_STATED EXERCISE_: Gather all lines containing the string "tecla" and copy them out.
= = = = = = =
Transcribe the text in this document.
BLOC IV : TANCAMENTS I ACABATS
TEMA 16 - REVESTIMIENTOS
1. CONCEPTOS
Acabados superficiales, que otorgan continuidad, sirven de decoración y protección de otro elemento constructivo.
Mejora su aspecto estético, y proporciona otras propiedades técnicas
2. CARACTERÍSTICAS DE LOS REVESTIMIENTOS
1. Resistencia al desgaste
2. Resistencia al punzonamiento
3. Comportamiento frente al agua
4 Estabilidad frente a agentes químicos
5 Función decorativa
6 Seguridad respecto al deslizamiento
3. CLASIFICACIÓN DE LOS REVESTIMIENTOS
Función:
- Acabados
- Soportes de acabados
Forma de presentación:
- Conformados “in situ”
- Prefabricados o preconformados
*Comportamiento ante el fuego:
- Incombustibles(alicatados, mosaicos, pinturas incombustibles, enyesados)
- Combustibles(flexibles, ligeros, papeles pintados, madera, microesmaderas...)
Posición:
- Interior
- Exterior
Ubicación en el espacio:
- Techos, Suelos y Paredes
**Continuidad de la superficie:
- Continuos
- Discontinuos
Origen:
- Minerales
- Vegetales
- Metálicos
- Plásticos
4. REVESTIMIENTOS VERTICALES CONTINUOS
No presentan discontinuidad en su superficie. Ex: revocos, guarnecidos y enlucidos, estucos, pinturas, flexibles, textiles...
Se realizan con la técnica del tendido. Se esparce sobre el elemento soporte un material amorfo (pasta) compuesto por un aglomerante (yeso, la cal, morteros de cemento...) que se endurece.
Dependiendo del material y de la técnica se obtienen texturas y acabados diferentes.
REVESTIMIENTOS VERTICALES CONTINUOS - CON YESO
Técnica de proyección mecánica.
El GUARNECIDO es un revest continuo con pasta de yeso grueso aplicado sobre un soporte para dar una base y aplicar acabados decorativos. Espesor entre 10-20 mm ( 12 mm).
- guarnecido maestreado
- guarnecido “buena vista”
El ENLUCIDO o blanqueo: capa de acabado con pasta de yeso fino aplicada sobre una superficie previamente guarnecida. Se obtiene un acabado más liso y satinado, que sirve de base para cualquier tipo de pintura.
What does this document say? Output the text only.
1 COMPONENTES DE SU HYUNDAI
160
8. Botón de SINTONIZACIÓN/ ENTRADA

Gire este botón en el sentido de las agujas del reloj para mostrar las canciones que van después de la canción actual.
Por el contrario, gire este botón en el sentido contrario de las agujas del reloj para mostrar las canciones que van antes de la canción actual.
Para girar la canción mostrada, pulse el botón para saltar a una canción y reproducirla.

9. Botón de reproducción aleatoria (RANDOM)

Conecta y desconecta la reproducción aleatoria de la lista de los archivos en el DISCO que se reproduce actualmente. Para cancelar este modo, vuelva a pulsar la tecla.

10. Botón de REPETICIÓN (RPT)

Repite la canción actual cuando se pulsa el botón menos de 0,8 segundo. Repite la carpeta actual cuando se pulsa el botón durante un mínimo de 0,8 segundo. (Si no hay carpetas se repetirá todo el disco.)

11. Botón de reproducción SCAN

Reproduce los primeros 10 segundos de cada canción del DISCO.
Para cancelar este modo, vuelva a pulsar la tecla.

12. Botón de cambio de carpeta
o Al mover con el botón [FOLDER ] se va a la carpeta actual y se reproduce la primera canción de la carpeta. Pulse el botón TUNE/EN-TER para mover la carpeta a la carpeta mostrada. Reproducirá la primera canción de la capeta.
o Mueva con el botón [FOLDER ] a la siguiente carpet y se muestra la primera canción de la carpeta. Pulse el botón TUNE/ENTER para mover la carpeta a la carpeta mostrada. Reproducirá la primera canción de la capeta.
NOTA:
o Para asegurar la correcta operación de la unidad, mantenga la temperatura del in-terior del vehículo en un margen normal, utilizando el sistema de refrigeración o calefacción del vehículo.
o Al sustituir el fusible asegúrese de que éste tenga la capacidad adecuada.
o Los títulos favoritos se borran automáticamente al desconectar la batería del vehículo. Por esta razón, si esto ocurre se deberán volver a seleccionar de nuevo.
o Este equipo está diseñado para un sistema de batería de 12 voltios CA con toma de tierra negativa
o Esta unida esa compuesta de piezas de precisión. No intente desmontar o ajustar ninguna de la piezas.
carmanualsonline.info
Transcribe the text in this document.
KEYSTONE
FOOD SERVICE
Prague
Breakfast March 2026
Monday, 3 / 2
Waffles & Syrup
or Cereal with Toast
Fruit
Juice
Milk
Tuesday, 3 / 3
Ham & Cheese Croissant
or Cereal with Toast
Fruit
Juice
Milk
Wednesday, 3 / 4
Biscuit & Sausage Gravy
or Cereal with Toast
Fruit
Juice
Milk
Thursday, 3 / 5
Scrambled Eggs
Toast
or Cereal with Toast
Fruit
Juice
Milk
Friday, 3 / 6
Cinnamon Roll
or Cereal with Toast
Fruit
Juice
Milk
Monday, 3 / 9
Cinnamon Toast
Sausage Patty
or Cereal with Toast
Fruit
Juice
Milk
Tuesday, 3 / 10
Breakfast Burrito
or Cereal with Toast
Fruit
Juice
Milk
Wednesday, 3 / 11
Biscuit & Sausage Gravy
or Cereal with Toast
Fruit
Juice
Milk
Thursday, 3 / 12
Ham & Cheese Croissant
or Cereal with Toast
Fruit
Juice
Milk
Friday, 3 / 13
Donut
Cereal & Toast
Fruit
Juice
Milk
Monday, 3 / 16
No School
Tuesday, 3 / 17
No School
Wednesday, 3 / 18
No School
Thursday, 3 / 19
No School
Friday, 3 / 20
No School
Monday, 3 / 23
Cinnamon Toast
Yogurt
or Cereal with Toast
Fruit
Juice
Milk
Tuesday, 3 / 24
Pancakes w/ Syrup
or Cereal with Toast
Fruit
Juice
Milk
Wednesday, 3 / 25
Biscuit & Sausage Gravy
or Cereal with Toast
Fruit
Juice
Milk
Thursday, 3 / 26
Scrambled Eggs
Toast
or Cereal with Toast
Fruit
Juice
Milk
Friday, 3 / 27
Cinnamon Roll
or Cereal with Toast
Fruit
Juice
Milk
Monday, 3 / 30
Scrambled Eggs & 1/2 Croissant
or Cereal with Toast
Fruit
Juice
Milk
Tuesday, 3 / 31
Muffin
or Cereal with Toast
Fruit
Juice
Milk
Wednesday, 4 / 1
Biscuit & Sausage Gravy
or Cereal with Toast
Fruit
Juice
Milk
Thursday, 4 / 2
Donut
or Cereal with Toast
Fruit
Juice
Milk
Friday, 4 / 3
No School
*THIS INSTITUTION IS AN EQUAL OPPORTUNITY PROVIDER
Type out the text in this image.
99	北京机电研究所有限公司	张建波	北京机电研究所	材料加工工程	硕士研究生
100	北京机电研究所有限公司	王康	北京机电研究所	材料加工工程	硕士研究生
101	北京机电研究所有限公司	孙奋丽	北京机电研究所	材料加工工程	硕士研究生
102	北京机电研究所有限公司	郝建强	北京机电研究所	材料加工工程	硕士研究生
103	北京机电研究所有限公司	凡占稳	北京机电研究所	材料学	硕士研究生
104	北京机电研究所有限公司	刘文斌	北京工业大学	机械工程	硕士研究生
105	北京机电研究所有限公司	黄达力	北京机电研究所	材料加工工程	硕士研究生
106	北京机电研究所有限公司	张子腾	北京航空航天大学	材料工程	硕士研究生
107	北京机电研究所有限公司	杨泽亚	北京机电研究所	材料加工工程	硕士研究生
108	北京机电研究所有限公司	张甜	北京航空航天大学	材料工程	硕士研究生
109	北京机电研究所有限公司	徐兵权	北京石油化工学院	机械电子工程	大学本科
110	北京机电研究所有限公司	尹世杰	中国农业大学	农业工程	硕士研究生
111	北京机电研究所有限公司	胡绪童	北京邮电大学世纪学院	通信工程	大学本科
= = = = = = =
_OUTPUT_:
Conecta y desconecta la reproducción aleatoria de la lista de los archivos en el DISCO que se reproduce actualmente. Para cancelar este modo, vuelva a pulsar la tecla.
Para cancelar este modo, vuelva a pulsar la tecla.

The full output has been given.